→ Data records

□ □ □ □ □ □ □

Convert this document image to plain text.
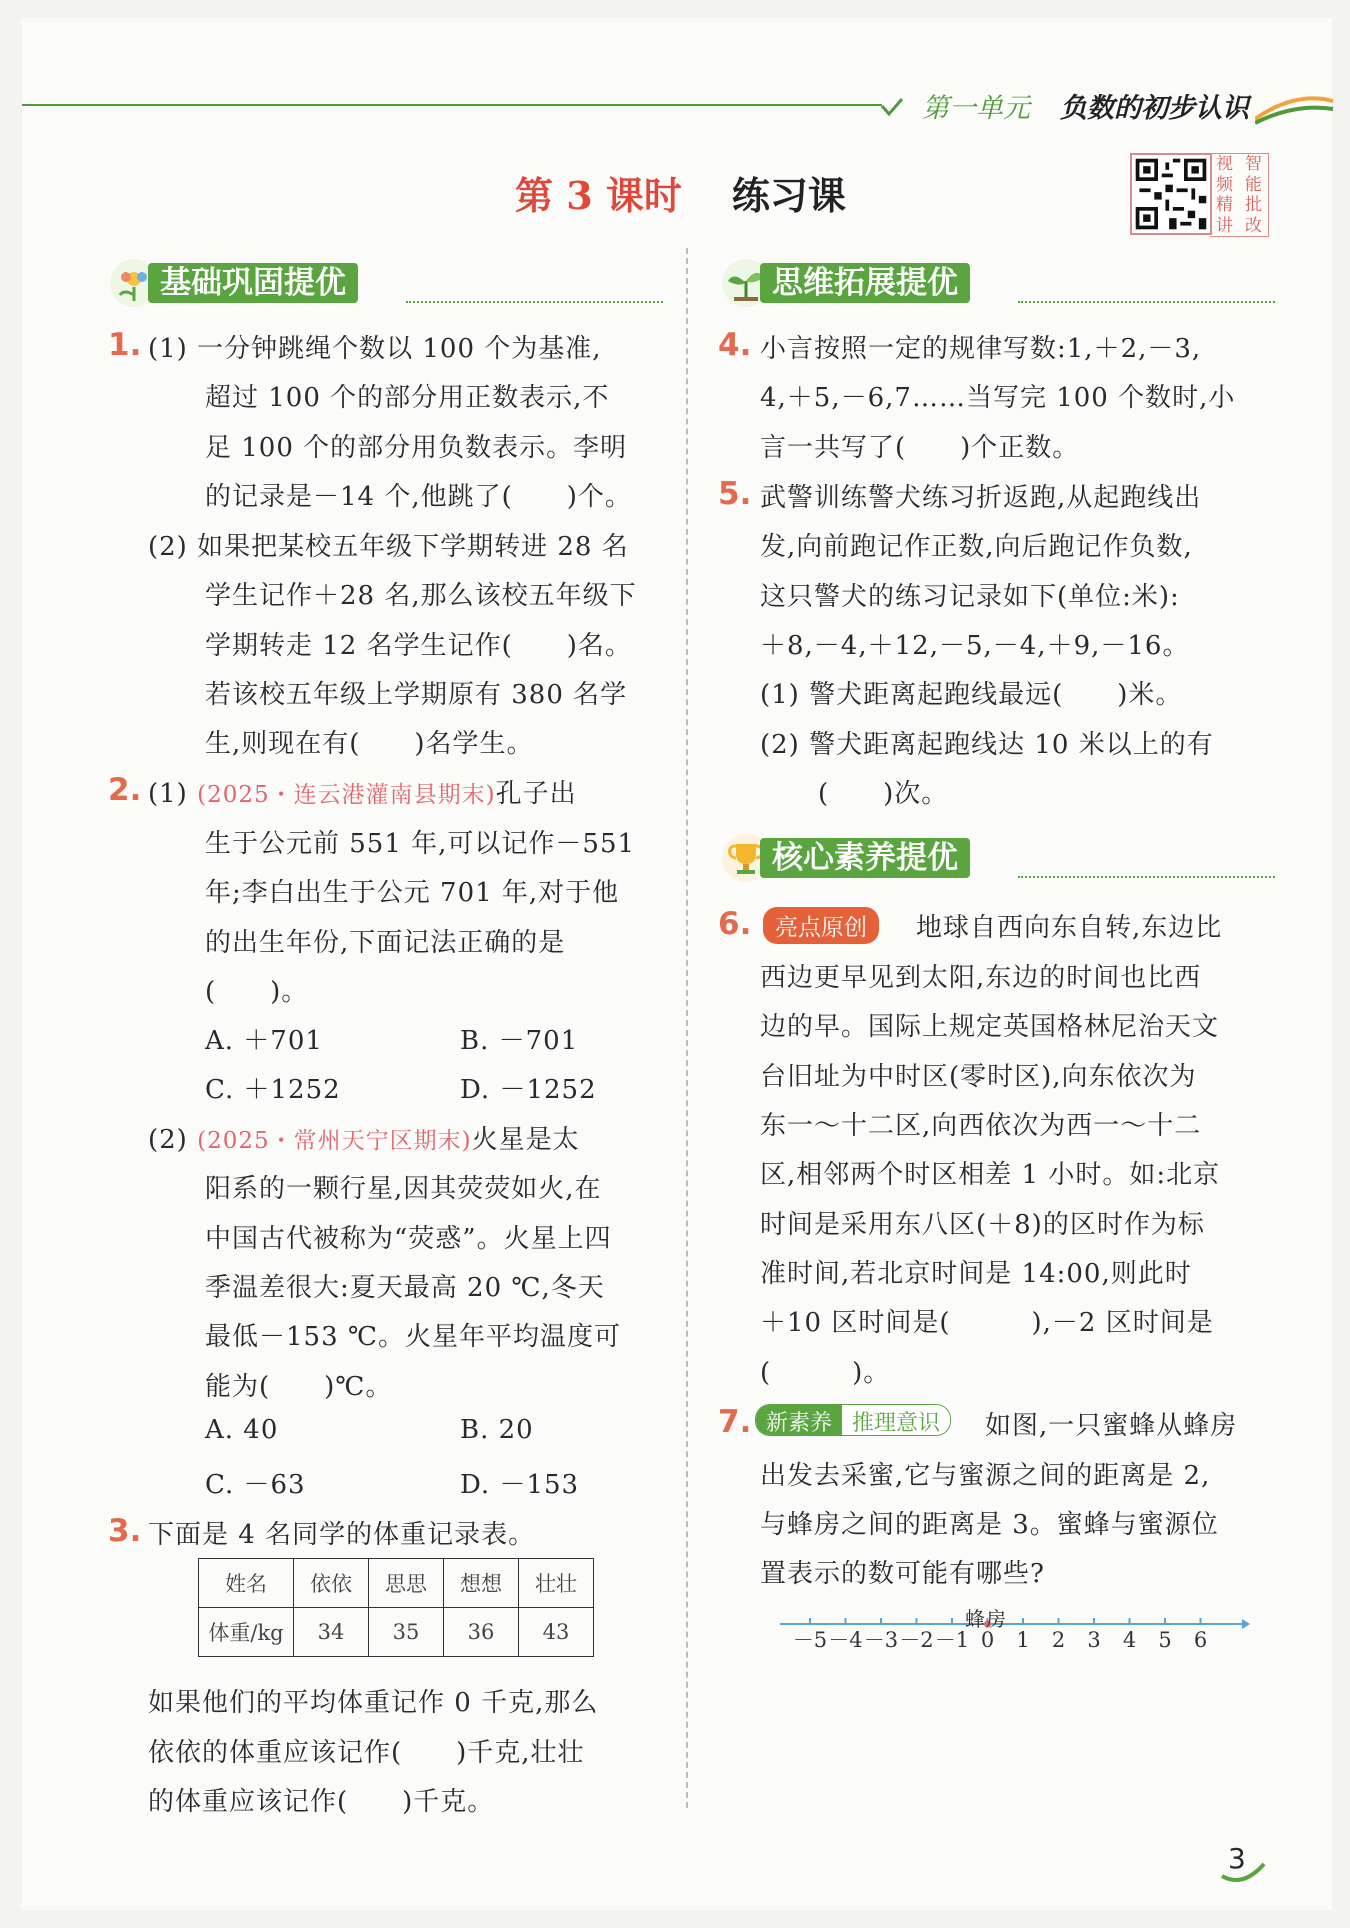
第一单元 负数的初步认识
第 3 课时 练习课
视 智
频 能
精 批
讲 改
基础巩固提优	思维拓展提优
核心素养提优
1. (1) 一分钟跳绳个数以 100 个为基准,
超过 100 个的部分用正数表示,不
足 100 个的部分用负数表示。李明
的记录是－14 个,他跳了(　　)个。
(2) 如果把某校五年级下学期转进 28 名
学生记作＋28 名,那么该校五年级下
学期转走 12 名学生记作(　　)名。
若该校五年级上学期原有 380 名学
生,则现在有(　　)名学生。
2. (1) (2025・连云港灌南县期末)孔子出
生于公元前 551 年,可以记作－551
年;李白出生于公元 701 年,对于他
的出生年份,下面记法正确的是
(　　)。
A. ＋701	B. －701
C. ＋1252	D. －1252
(2) (2025・常州天宁区期末)火星是太
阳系的一颗行星,因其荧荧如火,在
中国古代被称为“荧惑”。火星上四
季温差很大:夏天最高 20 ℃,冬天
最低－153 ℃。火星年平均温度可
能为(　　)℃。
A. 40	B. 20
C. －63	D. －153
3. 下面是 4 名同学的体重记录表。
姓名	依依	思思	想想	壮壮
体重/kg	34	35	36	43
如果他们的平均体重记作 0 千克,那么
依依的体重应该记作(　　)千克,壮壮
的体重应该记作(　　)千克。
4. 小言按照一定的规律写数:1,＋2,－3,
4,＋5,－6,7……当写完 100 个数时,小
言一共写了(　　)个正数。
5. 武警训练警犬练习折返跑,从起跑线出
发,向前跑记作正数,向后跑记作负数,
这只警犬的练习记录如下(单位:米):
＋8,－4,＋12,－5,－4,＋9,－16。
(1) 警犬距离起跑线最远(　　)米。
(2) 警犬距离起跑线达 10 米以上的有
(　　)次。
6.	亮点原创	地球自西向东自转,东边比
西边更早见到太阳,东边的时间也比西
边的早。国际上规定英国格林尼治天文
台旧址为中时区(零时区),向东依次为
东一～十二区,向西依次为西一～十二
区,相邻两个时区相差 1 小时。如:北京
时间是采用东八区(＋8)的区时作为标
准时间,若北京时间是 14:00,则此时
＋10 区时间是(　　　),－2 区时间是
(　　　)。
7. 新素养 推理意识	如图,一只蜜蜂从蜂房
出发去采蜜,它与蜜源之间的距离是 2,
与蜂房之间的距离是 3。蜜蜂与蜜源位
置表示的数可能有哪些?
－5 －4 －3 －2 －1 0 1 2 3 4 5 6
蜂房
3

□ □ □ □ □ □ □

→ Exercise goal
Each entry should be repeated exactly as it appears; the pictures stay out.

→ Exercise result
Convert this document image to plain text.
第一单元 负数的初步认识
第 3 课时 练习课
视 智
频 能
精 批
讲 改
基础巩固提优	思维拓展提优
核心素养提优
1. (1) 一分钟跳绳个数以 100 个为基准,
超过 100 个的部分用正数表示,不
足 100 个的部分用负数表示。李明
的记录是－14 个,他跳了(　　)个。
(2) 如果把某校五年级下学期转进 28 名
学生记作＋28 名,那么该校五年级下
学期转走 12 名学生记作(　　)名。
若该校五年级上学期原有 380 名学
生,则现在有(　　)名学生。
2. (1) (2025・连云港灌南县期末)孔子出
生于公元前 551 年,可以记作－551
年;李白出生于公元 701 年,对于他
的出生年份,下面记法正确的是
(　　)。
A. ＋701	B. －701
C. ＋1252	D. －1252
(2) (2025・常州天宁区期末)火星是太
阳系的一颗行星,因其荧荧如火,在
中国古代被称为“荧惑”。火星上四
季温差很大:夏天最高 20 ℃,冬天
最低－153 ℃。火星年平均温度可
能为(　　)℃。
A. 40	B. 20
C. －63	D. －153
3. 下面是 4 名同学的体重记录表。
姓名	依依	思思	想想	壮壮
体重/kg	34	35	36	43
如果他们的平均体重记作 0 千克,那么
依依的体重应该记作(　　)千克,壮壮
的体重应该记作(　　)千克。
4. 小言按照一定的规律写数:1,＋2,－3,
4,＋5,－6,7……当写完 100 个数时,小
言一共写了(　　)个正数。
5. 武警训练警犬练习折返跑,从起跑线出
发,向前跑记作正数,向后跑记作负数,
这只警犬的练习记录如下(单位:米):
＋8,－4,＋12,－5,－4,＋9,－16。
(1) 警犬距离起跑线最远(　　)米。
(2) 警犬距离起跑线达 10 米以上的有
(　　)次。
6.	亮点原创	地球自西向东自转,东边比
西边更早见到太阳,东边的时间也比西
边的早。国际上规定英国格林尼治天文
台旧址为中时区(零时区),向东依次为
东一～十二区,向西依次为西一～十二
区,相邻两个时区相差 1 小时。如:北京
时间是采用东八区(＋8)的区时作为标
准时间,若北京时间是 14:00,则此时
＋10 区时间是(　　　),－2 区时间是
(　　　)。
7. 新素养 推理意识	如图,一只蜜蜂从蜂房
出发去采蜜,它与蜜源之间的距离是 2,
与蜂房之间的距离是 3。蜜蜂与蜜源位
置表示的数可能有哪些?
－5 －4 －3 －2 －1 0 1 2 3 4 5 6
蜂房
3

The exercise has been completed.